# Goal
Starting from the line containing "Read out every word on this page.", give again every line through the end of the entries, word for word. Pictures stay out of the copy.

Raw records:
※

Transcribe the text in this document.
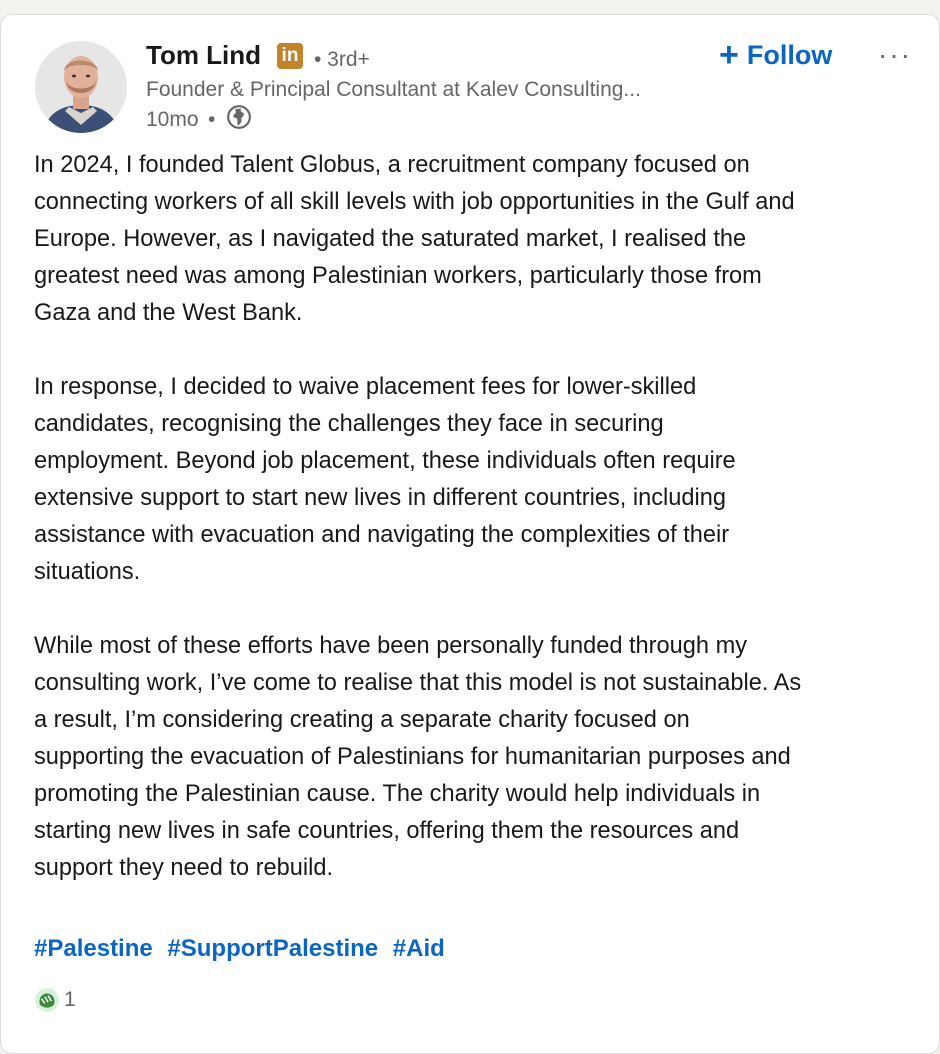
Tom Lind in • 3rd+
Founder & Principal Consultant at Kalev Consulting...
10mo •
+ Follow ···

In 2024, I founded Talent Globus, a recruitment company focused on
connecting workers of all skill levels with job opportunities in the Gulf and
Europe. However, as I navigated the saturated market, I realised the
greatest need was among Palestinian workers, particularly those from
Gaza and the West Bank.

In response, I decided to waive placement fees for lower-skilled
candidates, recognising the challenges they face in securing
employment. Beyond job placement, these individuals often require
extensive support to start new lives in different countries, including
assistance with evacuation and navigating the complexities of their
situations.

While most of these efforts have been personally funded through my
consulting work, I’ve come to realise that this model is not sustainable. As
a result, I’m considering creating a separate charity focused on
supporting the evacuation of Palestinians for humanitarian purposes and
promoting the Palestinian cause. The charity would help individuals in
starting new lives in safe countries, offering them the resources and
support they need to rebuild.

#Palestine #SupportPalestine #Aid
1
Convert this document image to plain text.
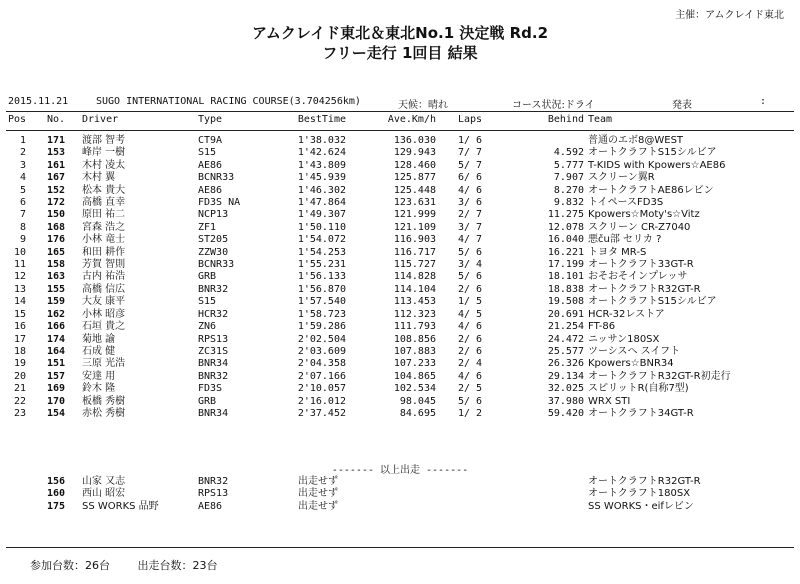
主催：アムクレイド東北
アムクレイド東北＆東北No.1 決定戦 Rd.2
フリー走行 1回目 結果
2015.11.21	SUGO INTERNATIONAL RACING COURSE(3.704256km)	天候：晴れ	コース状況:ドライ	発表	:
Pos	No. Driver	Type	BestTime	Ave.Km/h	Laps	Behind Team
1	171 渡部 智考	CT9A	1'38.032	136.030	1/ 6	普通のエボ8@WEST
2	153 峰岸 一樹	S15	1'42.624	129.943	7/ 7	4.592 オートクラフトS15シルビア
3	161 木村 凌太	AE86	1'43.809	128.460	5/ 7	5.777 T-KIDS with Kpowers☆AE86
4	167 木村 翼	BCNR33	1'45.939	125.877	6/ 6	7.907 スクリーン翼R
5	152 松本 貴大	AE86	1'46.302	125.448	4/ 6	8.270 オートクラフトAE86レビン
6	172 高橋 直幸	FD3S NA	1'47.864	123.631	3/ 6	9.832 トイペースFD3S
7	150 原田 祐二	NCP13	1'49.307	121.999	2/ 7	11.275 Kpowers☆Moty's☆Vitz
8	168 宮森 浩之	ZF1	1'50.110	121.109	3/ 7	12.078 スクリーン CR-Z7040
9	176 小林 竜士	ST205	1'54.072	116.903	4/ 7	16.040 悪ču部 セリカ ?
10	165 和田 耕作	ZZW30	1'54.253	116.717	5/ 6	16.221 トヨタ MR-S
11	158 芳賀 智則	BCNR33	1'55.231	115.727	3/ 4	17.199 オートクラフト33GT-R
12	163 古内 祐浩	GRB	1'56.133	114.828	5/ 6	18.101 おそおそインプレッサ
13	155 高橋 信広	BNR32	1'56.870	114.104	2/ 6	18.838 オートクラフトR32GT-R
14	159 大友 康平	S15	1'57.540	113.453	1/ 5	19.508 オートクラフトS15シルビア
15	162 小林 昭彦	HCR32	1'58.723	112.323	4/ 5	20.691 HCR-32レストア
16	166 石垣 貴之	ZN6	1'59.286	111.793	4/ 6	21.254 FT-86
17	174 菊地 諭	RPS13	2'02.504	108.856	2/ 6	24.472 ニッサン180SX
18	164 石成 健	ZC31S	2'03.609	107.883	2/ 6	25.577 ツーシスへ スイフト
19	151 三原 光浩	BNR34	2'04.358	107.233	2/ 4	26.326 Kpowers☆BNR34
20	157 安達 用	BNR32	2'07.166	104.865	4/ 6	29.134 オートクラフトR32GT-R初走行
21	169 鈴木 隆	FD3S	2'10.057	102.534	2/ 5	32.025 スピリットR(自称7型)
22	170 板橋 秀樹	GRB	2'16.012	98.045	5/ 6	37.980 WRX STI
23	154 赤松 秀樹	BNR34	2'37.452	84.695	1/ 2	59.420 オートクラフト34GT-R
------- 以上出走 -------
156 山家 又志	BNR32	出走せず	オートクラフトR32GT-R
160 西山 昭宏	RPS13	出走せず	オートクラフト180SX
175 SS WORKS 品野	AE86	出走せず	SS WORKS・eifレビン
参加台数：26台	出走台数：23台
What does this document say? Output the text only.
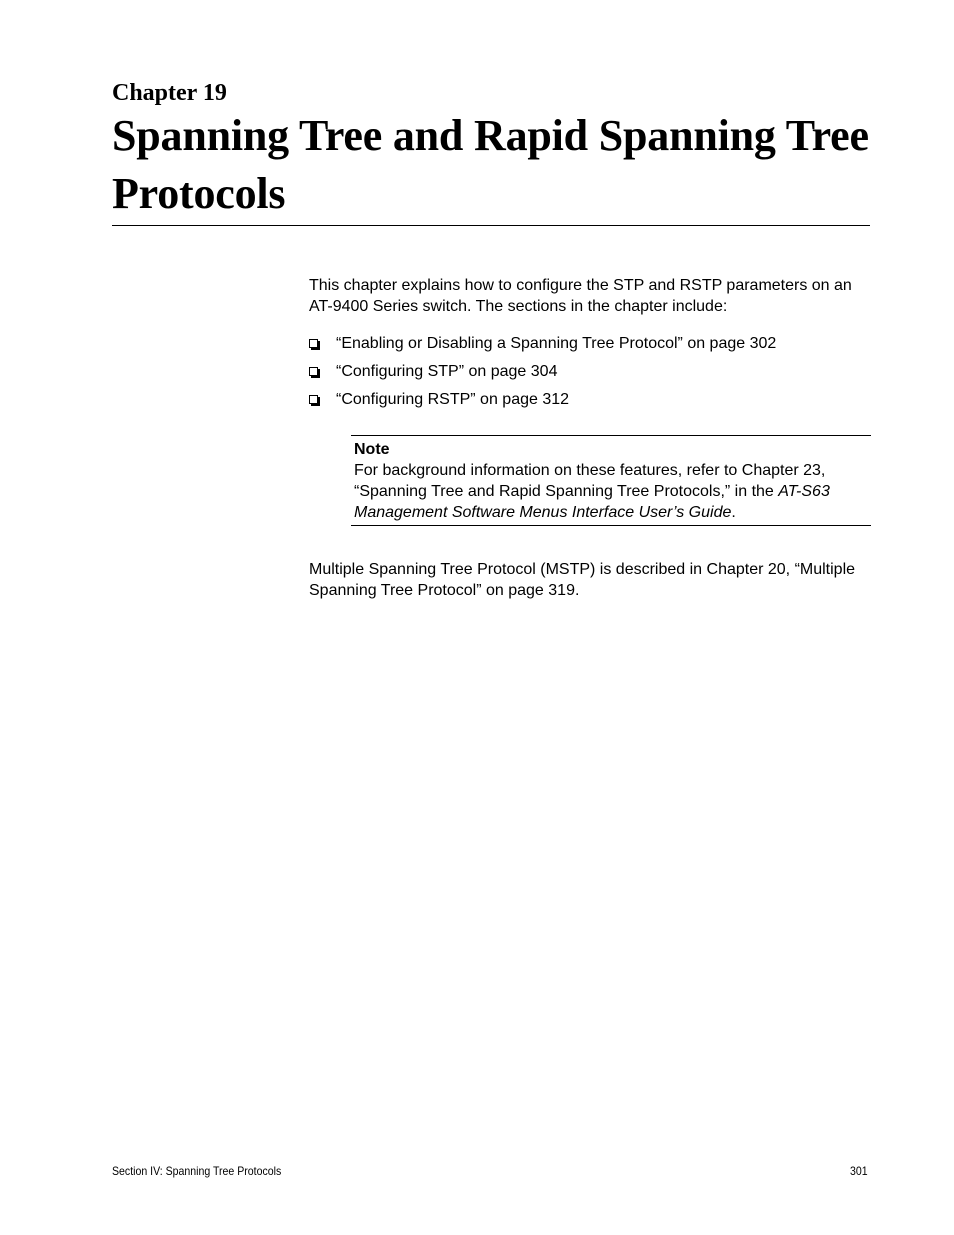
Chapter 19
Spanning Tree and Rapid Spanning Tree Protocols
This chapter explains how to configure the STP and RSTP parameters on an AT-9400 Series switch. The sections in the chapter include:
“Enabling or Disabling a Spanning Tree Protocol” on page 302
“Configuring STP” on page 304
“Configuring RSTP” on page 312
Note
For background information on these features, refer to Chapter 23, “Spanning Tree and Rapid Spanning Tree Protocols,” in the AT-S63 Management Software Menus Interface User’s Guide.
Multiple Spanning Tree Protocol (MSTP) is described in Chapter 20, “Multiple Spanning Tree Protocol” on page 319.
Section IV: Spanning Tree Protocols	301
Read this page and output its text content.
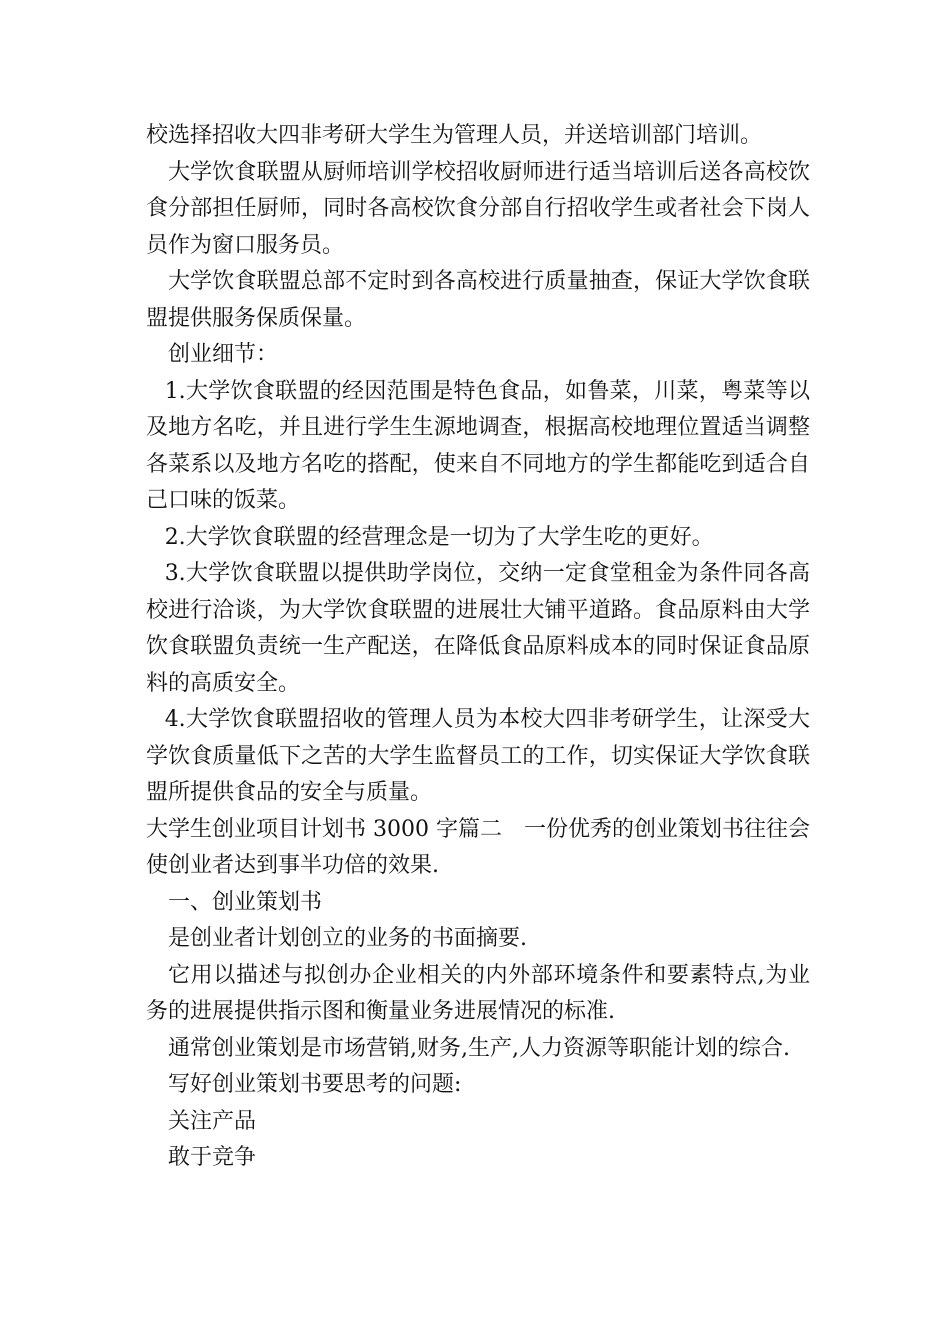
校选择招收大四非考研大学生为管理人员，并送培训部门培训。

大学饮食联盟从厨师培训学校招收厨师进行适当培训后送各高校饮食分部担任厨师，同时各高校饮食分部自行招收学生或者社会下岗人员作为窗口服务员。

大学饮食联盟总部不定时到各高校进行质量抽查，保证大学饮食联盟提供服务保质保量。

创业细节：

1.大学饮食联盟的经因范围是特色食品，如鲁菜，川菜，粤菜等以及地方名吃，并且进行学生生源地调查，根据高校地理位置适当调整各菜系以及地方名吃的搭配，使来自不同地方的学生都能吃到适合自己口味的饭菜。

2.大学饮食联盟的经营理念是一切为了大学生吃的更好。

3.大学饮食联盟以提供助学岗位，交纳一定食堂租金为条件同各高校进行洽谈，为大学饮食联盟的进展壮大铺平道路。食品原料由大学饮食联盟负责统一生产配送，在降低食品原料成本的同时保证食品原料的高质安全。

4.大学饮食联盟招收的管理人员为本校大四非考研学生，让深受大学饮食质量低下之苦的大学生监督员工的工作，切实保证大学饮食联盟所提供食品的安全与质量。

大学生创业项目计划书 3000 字篇二　一份优秀的创业策划书往往会使创业者达到事半功倍的效果.

一、创业策划书

是创业者计划创立的业务的书面摘要.

它用以描述与拟创办企业相关的内外部环境条件和要素特点,为业务的进展提供指示图和衡量业务进展情况的标准.

通常创业策划是市场营销,财务,生产,人力资源等职能计划的综合.

写好创业策划书要思考的问题:

关注产品

敢于竞争
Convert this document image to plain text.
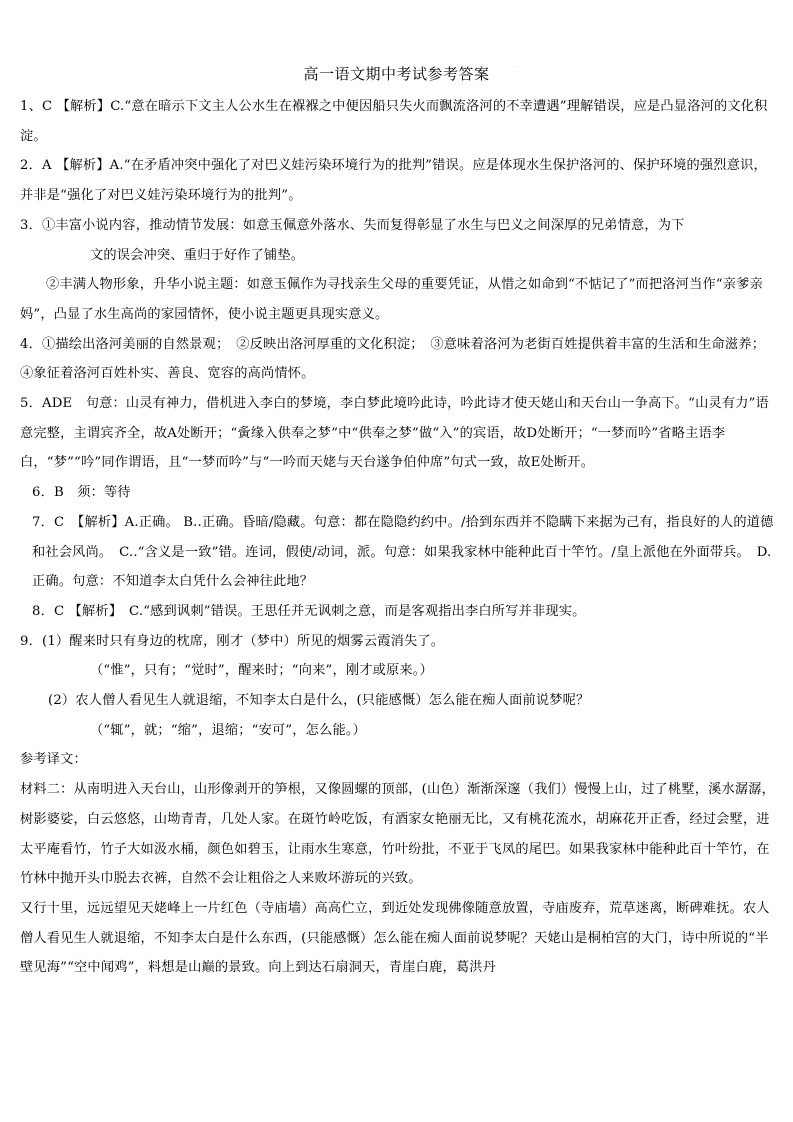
高一语文期中考试参考答案	·

1、C 【解析】C.“意在暗示下文主人公水生在褓褓之中便因船只失火而飘流洛河的不幸遭遇”理解错误，应是凸显洛河的文化积淀。

2．A 【解析】A.“在矛盾冲突中强化了对巴义娃污染环境行为的批判”错误。应是体现水生保护洛河的、保护环境的强烈意识，并非是“强化了对巴义娃污染环境行为的批判”。

3．①丰富小说内容，推动情节发展：如意玉佩意外落水、失而复得彰显了水生与巴义之间深厚的兄弟情意，为下

文的误会冲突、重归于好作了铺垫。

②丰满人物形象，升华小说主题：如意玉佩作为寻找亲生父母的重要凭证，从惜之如命到“不惦记了”而把洛河当作“亲爹亲妈”，凸显了水生高尚的家园情怀，使小说主题更具现实意义。

4．①描绘出洛河美丽的自然景观；　②反映出洛河厚重的文化积淀；　③意味着洛河为老街百姓提供着丰富的生活和生命滋养；　④象征着洛河百姓朴实、善良、宽容的高尚情怀。

5．ADE　句意：山灵有神力，借机进入李白的梦境，李白梦此境吟此诗，吟此诗才使天姥山和天台山一争高下。“山灵有力”语意完整，主谓宾齐全，故A处断开；“夤缘入供奉之梦”中“供奉之梦”做“入”的宾语，故D处断开；“一梦而吟”省略主语李白，“梦”“吟”同作谓语，且“一梦而吟”与“一吟而天姥与天台遂争伯仲席”句式一致，故E处断开。

6．B　须：等待

7．C　【解析】A.正确。 B..正确。昏暗/隐藏。句意：都在隐隐约约中。/拾到东西并不隐瞒下来据为己有，指良好的人的道德和社会风尚。　C..“含义是一致”错。连词，假使/动词，派。句意：如果我家林中能种此百十竿竹。/皇上派他在外面带兵。　D.正确。句意：不知道李太白凭什么会神往此地？

8．C 【解析】　C.“感到讽刺”错误。王思任并无讽刺之意，而是客观指出李白所写并非现实。

9．(1）醒来时只有身边的枕席，刚才（梦中）所见的烟雾云霞消失了。

（“惟”，只有；“觉时”，醒来时；“向来”，刚才或原来。）

(2）农人僧人看见生人就退缩，不知李太白是什么，(只能感慨）怎么能在痴人面前说梦呢？

（“辄”，就；“缩”，退缩；“安可”，怎么能。）

参考译文：

材料二：从南明进入天台山，山形像剥开的笋根，又像圆螺的顶部，(山色）渐渐深邃（我们）慢慢上山，过了桃墅，溪水潺潺，树影婆娑，白云悠悠，山坳青青，几处人家。在斑竹岭吃饭，有酒家女艳丽无比，又有桃花流水，胡麻花开正香，经过会墅，进太平庵看竹，竹子大如汲水桶，颜色如碧玉，让雨水生寒意，竹叶纷批，不亚于飞凤的尾巴。如果我家林中能种此百十竿竹，在竹林中抛开头巾脱去衣裤，自然不会让粗俗之人来败坏游玩的兴致。

又行十里，远远望见天姥峰上一片红色（寺庙墙）高高伫立，到近处发现佛像随意放置，寺庙废弃，荒草迷离，断碑难抚。农人僧人看见生人就退缩，不知李太白是什么东西，(只能感慨）怎么能在痴人面前说梦呢？天姥山是桐柏宫的大门，诗中所说的“半壁见海”“空中闻鸡”，料想是山巅的景致。向上到达石扇洞天，青崖白鹿，葛洪丹
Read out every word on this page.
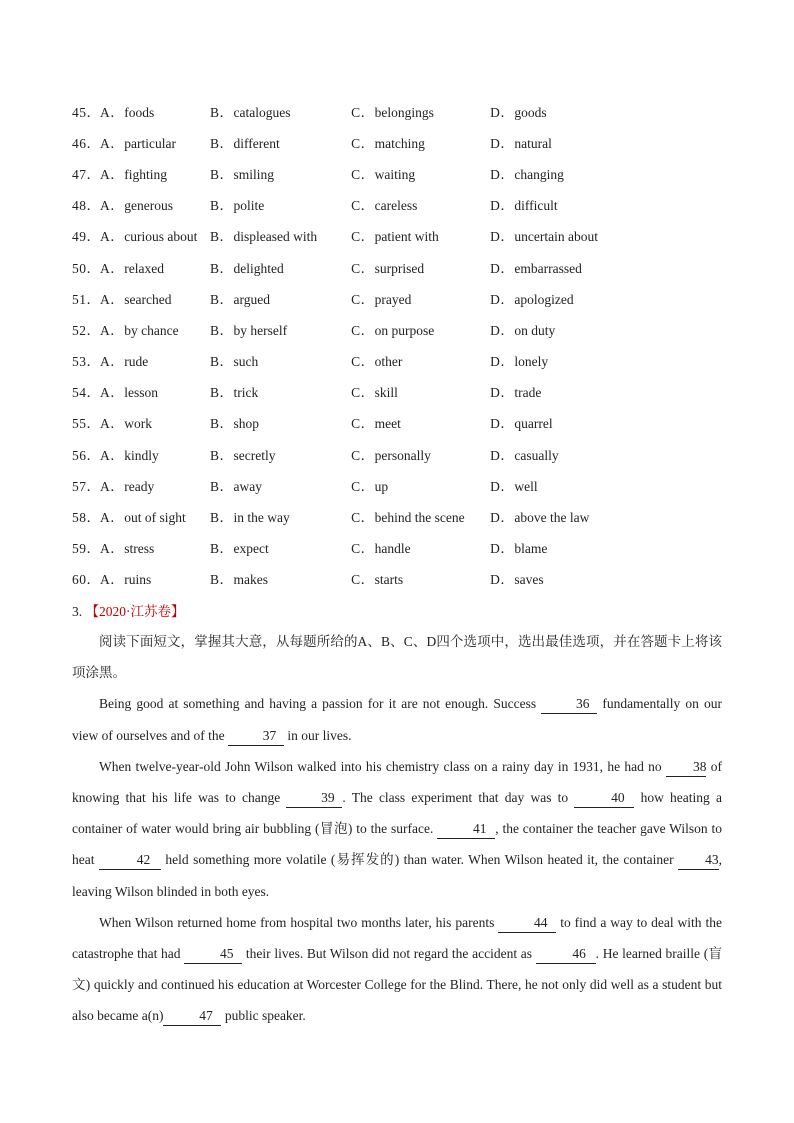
45．A．foods	B．catalogues	C．belongings	D．goods
46．A．particular	B．different	C．matching	D．natural
47．A．fighting	B．smiling	C．waiting	D．changing
48．A．generous	B．polite	C．careless	D．difficult
49．A．curious about	B．displeased with	C．patient with	D．uncertain about
50．A．relaxed	B．delighted	C．surprised	D．embarrassed
51．A．searched	B．argued	C．prayed	D．apologized
52．A．by chance	B．by herself	C．on purpose	D．on duty
53．A．rude	B．such	C．other	D．lonely
54．A．lesson	B．trick	C．skill	D．trade
55．A．work	B．shop	C．meet	D．quarrel
56．A．kindly	B．secretly	C．personally	D．casually
57．A．ready	B．away	C．up	D．well
58．A．out of sight	B．in the way	C．behind the scene	D．above the law
59．A．stress	B．expect	C．handle	D．blame
60．A．ruins	B．makes	C．starts	D．saves
3. 【2020·江苏卷】

阅读下面短文，掌握其大意，从每题所给的A、B、C、D四个选项中，选出最佳选项，并在答题卡上将该项涂黑。

Being good at something and having a passion for it are not enough. Success	36 fundamentally on our view of ourselves and of the	37 in our lives.

When twelve-year-old John Wilson walked into his chemistry class on a rainy day in 1931, he had no 38 of knowing that his life was to change	39 . The class experiment that day was to	40 how heating a container of water would bring air bubbling (冒泡) to the surface.	41 , the container the teacher gave Wilson to heat	42 held something more volatile (易挥发的) than water. When Wilson heated it, the container 43, leaving Wilson blinded in both eyes.

When Wilson returned home from hospital two months later, his parents	44 to find a way to deal with the catastrophe that had	45 their lives. But Wilson did not regard the accident as	46 . He learned braille (盲文) quickly and continued his education at Worcester College for the Blind. There, he not only did well as a student but also became a(n)	47 public speaker.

※

# Reply to the exercise
Read out every word on this page.
45．A．foods	B．catalogues	C．belongings	D．goods
46．A．particular	B．different	C．matching	D．natural
47．A．fighting	B．smiling	C．waiting	D．changing
48．A．generous	B．polite	C．careless	D．difficult
49．A．curious about	B．displeased with	C．patient with	D．uncertain about
50．A．relaxed	B．delighted	C．surprised	D．embarrassed
51．A．searched	B．argued	C．prayed	D．apologized
52．A．by chance	B．by herself	C．on purpose	D．on duty
53．A．rude	B．such	C．other	D．lonely
54．A．lesson	B．trick	C．skill	D．trade
55．A．work	B．shop	C．meet	D．quarrel
56．A．kindly	B．secretly	C．personally	D．casually
57．A．ready	B．away	C．up	D．well
58．A．out of sight	B．in the way	C．behind the scene	D．above the law
59．A．stress	B．expect	C．handle	D．blame
60．A．ruins	B．makes	C．starts	D．saves
3. 【2020·江苏卷】

阅读下面短文，掌握其大意，从每题所给的A、B、C、D四个选项中，选出最佳选项，并在答题卡上将该项涂黑。

Being good at something and having a passion for it are not enough. Success	36 fundamentally on our view of ourselves and of the	37 in our lives.

When twelve-year-old John Wilson walked into his chemistry class on a rainy day in 1931, he had no 38 of knowing that his life was to change	39 . The class experiment that day was to	40 how heating a container of water would bring air bubbling (冒泡) to the surface.	41 , the container the teacher gave Wilson to heat	42 held something more volatile (易挥发的) than water. When Wilson heated it, the container 43, leaving Wilson blinded in both eyes.

When Wilson returned home from hospital two months later, his parents	44 to find a way to deal with the catastrophe that had	45 their lives. But Wilson did not regard the accident as	46 . He learned braille (盲文) quickly and continued his education at Worcester College for the Blind. There, he not only did well as a student but also became a(n)	47 public speaker.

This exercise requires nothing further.